**Task prompt:** Gather each line containing the string "extérieur" from these entries.

(Extracted records)
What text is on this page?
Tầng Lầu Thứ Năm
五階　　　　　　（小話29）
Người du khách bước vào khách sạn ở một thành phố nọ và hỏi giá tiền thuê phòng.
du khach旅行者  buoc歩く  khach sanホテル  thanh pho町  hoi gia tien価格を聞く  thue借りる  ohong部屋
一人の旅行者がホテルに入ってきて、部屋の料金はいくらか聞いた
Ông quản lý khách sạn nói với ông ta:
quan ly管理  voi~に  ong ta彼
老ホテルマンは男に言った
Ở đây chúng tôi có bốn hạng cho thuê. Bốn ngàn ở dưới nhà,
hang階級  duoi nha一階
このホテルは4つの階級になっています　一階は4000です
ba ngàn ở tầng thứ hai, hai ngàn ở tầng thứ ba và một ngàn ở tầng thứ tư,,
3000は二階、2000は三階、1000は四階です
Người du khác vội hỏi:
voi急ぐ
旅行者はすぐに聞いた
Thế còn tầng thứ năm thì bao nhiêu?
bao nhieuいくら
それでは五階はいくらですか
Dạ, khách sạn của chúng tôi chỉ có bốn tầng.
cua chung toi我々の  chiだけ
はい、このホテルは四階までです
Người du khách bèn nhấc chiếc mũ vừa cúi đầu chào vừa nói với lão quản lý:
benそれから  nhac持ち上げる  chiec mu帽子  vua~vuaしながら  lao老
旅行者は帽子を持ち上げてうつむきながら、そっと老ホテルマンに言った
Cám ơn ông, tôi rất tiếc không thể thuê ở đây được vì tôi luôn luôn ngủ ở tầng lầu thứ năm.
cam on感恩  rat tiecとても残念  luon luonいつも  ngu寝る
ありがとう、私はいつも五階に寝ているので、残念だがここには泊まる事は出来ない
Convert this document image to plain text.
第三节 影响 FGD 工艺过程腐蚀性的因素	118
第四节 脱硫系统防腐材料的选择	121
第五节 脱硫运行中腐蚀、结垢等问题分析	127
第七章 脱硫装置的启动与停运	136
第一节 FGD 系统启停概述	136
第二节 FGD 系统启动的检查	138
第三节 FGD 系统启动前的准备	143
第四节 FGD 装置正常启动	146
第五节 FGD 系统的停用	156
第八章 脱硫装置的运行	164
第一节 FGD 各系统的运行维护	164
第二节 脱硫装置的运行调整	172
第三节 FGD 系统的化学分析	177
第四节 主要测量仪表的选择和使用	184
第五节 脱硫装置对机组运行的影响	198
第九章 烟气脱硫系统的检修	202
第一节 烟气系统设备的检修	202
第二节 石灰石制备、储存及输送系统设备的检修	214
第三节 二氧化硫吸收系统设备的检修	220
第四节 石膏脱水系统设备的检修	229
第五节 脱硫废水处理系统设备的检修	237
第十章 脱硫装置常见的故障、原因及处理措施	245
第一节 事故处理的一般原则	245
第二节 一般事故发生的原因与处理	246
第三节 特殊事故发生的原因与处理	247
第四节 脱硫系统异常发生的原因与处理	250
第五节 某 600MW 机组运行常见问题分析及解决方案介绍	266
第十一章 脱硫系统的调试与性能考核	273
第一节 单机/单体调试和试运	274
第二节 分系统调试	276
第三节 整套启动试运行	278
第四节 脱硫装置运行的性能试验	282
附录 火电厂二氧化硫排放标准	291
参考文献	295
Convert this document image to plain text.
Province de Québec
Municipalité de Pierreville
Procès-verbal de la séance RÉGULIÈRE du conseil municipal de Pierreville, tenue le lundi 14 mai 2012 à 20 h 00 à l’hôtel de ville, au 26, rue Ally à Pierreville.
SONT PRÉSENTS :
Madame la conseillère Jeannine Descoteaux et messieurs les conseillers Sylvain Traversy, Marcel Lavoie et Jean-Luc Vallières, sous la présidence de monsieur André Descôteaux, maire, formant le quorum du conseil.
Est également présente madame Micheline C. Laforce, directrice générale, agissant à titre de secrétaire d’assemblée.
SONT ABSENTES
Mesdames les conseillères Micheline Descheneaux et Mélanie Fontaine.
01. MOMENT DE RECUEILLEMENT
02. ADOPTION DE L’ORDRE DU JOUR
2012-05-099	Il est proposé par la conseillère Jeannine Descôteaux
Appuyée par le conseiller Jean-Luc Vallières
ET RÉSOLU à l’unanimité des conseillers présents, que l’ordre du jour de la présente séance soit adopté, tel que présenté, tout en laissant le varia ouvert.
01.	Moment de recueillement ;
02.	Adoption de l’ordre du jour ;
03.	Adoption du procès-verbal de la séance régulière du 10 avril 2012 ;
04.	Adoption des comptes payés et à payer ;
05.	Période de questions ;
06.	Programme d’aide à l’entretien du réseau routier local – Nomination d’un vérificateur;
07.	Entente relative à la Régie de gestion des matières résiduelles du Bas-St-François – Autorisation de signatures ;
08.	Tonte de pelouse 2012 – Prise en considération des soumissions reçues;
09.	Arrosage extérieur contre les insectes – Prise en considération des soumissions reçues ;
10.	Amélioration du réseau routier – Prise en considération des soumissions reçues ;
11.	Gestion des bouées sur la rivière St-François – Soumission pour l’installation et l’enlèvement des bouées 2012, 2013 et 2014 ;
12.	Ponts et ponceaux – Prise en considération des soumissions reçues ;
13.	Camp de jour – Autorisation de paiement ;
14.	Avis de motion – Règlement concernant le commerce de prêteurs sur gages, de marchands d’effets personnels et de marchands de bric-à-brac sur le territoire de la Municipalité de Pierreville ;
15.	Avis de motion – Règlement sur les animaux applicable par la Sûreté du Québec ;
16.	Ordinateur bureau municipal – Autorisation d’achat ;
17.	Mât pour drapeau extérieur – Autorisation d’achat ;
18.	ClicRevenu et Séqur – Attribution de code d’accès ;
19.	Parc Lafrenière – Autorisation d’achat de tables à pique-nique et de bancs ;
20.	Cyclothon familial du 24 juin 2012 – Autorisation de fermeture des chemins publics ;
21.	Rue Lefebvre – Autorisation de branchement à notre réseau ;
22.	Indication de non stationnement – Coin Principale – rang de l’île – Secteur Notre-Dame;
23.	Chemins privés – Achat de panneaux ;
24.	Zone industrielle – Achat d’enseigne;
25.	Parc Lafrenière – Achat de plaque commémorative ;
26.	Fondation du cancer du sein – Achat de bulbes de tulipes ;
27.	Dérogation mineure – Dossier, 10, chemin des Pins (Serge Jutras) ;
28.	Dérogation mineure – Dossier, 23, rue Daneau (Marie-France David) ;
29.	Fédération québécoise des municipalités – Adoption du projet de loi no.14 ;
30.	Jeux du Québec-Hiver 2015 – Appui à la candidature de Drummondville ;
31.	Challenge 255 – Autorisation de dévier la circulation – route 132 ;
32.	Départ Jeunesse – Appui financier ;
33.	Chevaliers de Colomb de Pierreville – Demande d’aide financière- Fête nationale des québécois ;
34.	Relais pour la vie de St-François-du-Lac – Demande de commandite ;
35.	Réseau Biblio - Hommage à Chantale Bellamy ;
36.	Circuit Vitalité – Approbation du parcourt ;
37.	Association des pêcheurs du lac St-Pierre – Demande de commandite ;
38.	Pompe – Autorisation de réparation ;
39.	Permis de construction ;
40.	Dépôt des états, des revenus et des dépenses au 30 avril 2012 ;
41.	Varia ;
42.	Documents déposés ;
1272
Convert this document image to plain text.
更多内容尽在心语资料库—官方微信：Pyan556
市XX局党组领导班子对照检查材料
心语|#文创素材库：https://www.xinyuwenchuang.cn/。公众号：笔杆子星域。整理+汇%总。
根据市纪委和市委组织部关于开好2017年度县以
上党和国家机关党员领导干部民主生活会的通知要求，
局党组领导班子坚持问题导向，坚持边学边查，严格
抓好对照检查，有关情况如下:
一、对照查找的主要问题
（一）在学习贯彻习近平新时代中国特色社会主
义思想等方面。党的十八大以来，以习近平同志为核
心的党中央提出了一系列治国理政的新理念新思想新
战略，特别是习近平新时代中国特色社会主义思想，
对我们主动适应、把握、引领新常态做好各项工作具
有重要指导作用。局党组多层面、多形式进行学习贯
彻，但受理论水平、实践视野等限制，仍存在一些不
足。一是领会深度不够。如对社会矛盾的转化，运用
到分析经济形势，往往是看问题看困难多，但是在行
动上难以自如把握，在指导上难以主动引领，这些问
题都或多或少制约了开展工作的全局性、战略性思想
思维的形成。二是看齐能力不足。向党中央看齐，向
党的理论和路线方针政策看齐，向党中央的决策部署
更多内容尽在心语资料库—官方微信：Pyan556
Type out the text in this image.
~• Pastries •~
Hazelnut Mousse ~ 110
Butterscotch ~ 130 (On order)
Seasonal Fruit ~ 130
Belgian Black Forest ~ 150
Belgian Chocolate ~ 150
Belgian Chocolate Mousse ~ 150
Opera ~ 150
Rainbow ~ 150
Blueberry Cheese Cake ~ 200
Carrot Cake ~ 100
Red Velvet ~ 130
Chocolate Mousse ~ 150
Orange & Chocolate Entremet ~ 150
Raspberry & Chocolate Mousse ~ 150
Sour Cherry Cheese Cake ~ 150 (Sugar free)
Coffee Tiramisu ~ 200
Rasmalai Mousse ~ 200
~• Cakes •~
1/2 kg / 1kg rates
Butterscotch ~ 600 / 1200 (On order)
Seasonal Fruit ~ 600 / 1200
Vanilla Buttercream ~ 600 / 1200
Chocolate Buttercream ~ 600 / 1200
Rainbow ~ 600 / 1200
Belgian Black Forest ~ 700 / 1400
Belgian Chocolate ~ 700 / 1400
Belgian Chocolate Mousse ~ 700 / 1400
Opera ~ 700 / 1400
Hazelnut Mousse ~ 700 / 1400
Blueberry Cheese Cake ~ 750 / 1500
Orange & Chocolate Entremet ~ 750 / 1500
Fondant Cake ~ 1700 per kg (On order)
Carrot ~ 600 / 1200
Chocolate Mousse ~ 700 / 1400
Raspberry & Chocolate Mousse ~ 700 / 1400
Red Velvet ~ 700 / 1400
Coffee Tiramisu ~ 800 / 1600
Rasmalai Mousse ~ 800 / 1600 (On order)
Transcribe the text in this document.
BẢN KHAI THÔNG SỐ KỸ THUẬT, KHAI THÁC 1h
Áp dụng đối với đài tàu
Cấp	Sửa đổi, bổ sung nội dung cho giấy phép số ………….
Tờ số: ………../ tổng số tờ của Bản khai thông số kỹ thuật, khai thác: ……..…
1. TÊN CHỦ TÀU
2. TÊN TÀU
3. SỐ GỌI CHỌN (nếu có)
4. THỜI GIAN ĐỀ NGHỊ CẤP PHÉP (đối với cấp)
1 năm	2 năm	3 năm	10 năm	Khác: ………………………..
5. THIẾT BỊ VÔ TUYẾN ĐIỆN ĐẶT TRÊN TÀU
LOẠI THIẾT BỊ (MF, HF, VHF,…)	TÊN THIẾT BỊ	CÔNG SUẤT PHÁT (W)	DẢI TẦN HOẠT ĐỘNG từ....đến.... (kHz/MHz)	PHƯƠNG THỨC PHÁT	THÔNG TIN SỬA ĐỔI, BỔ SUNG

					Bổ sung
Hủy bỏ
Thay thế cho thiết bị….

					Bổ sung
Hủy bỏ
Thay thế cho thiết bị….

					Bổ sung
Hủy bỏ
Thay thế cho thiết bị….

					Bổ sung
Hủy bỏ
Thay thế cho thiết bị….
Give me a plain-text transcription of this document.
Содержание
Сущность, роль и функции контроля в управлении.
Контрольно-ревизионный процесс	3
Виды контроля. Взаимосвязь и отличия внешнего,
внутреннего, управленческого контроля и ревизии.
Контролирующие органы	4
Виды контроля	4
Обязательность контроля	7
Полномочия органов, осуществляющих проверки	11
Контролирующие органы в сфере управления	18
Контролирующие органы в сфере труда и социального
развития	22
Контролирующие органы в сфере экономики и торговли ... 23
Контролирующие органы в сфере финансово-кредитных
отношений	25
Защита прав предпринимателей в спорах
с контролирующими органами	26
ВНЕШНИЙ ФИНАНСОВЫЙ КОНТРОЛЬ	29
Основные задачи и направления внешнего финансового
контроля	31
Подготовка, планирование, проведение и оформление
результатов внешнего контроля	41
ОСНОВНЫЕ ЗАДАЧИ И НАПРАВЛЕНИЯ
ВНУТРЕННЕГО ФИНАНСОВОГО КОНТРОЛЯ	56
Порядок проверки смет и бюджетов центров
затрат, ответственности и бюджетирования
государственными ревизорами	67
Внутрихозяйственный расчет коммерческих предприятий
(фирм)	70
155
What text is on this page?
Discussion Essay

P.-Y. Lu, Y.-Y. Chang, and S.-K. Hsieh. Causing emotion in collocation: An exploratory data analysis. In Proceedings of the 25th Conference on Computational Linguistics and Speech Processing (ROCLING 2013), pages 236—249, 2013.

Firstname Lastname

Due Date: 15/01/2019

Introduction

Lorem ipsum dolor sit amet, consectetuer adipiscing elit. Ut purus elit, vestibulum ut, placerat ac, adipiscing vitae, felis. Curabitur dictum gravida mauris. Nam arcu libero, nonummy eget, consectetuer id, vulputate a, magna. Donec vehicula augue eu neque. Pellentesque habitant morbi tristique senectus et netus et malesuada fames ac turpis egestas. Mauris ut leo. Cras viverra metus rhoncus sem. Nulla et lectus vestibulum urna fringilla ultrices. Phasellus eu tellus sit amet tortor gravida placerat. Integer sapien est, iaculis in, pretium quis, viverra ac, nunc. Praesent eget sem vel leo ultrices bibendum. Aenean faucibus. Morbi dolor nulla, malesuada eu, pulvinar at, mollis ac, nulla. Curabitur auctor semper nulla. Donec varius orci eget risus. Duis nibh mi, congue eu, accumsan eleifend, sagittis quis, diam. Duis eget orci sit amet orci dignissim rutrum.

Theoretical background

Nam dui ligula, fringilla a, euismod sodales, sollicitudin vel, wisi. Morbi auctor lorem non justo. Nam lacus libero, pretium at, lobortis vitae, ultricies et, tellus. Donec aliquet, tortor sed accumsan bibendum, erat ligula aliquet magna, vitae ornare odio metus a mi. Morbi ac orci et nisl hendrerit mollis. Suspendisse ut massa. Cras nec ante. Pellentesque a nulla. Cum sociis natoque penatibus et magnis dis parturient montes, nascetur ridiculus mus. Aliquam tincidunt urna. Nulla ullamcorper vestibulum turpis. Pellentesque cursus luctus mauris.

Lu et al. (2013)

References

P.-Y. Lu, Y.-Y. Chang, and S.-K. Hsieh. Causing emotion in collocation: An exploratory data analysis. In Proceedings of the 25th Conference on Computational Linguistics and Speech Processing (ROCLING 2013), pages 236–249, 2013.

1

**Answer to this problem:**
09.	Arrosage extérieur contre les insectes – Prise en considération des soumissions reçues ;
17.	Mât pour drapeau extérieur – Autorisation d’achat ;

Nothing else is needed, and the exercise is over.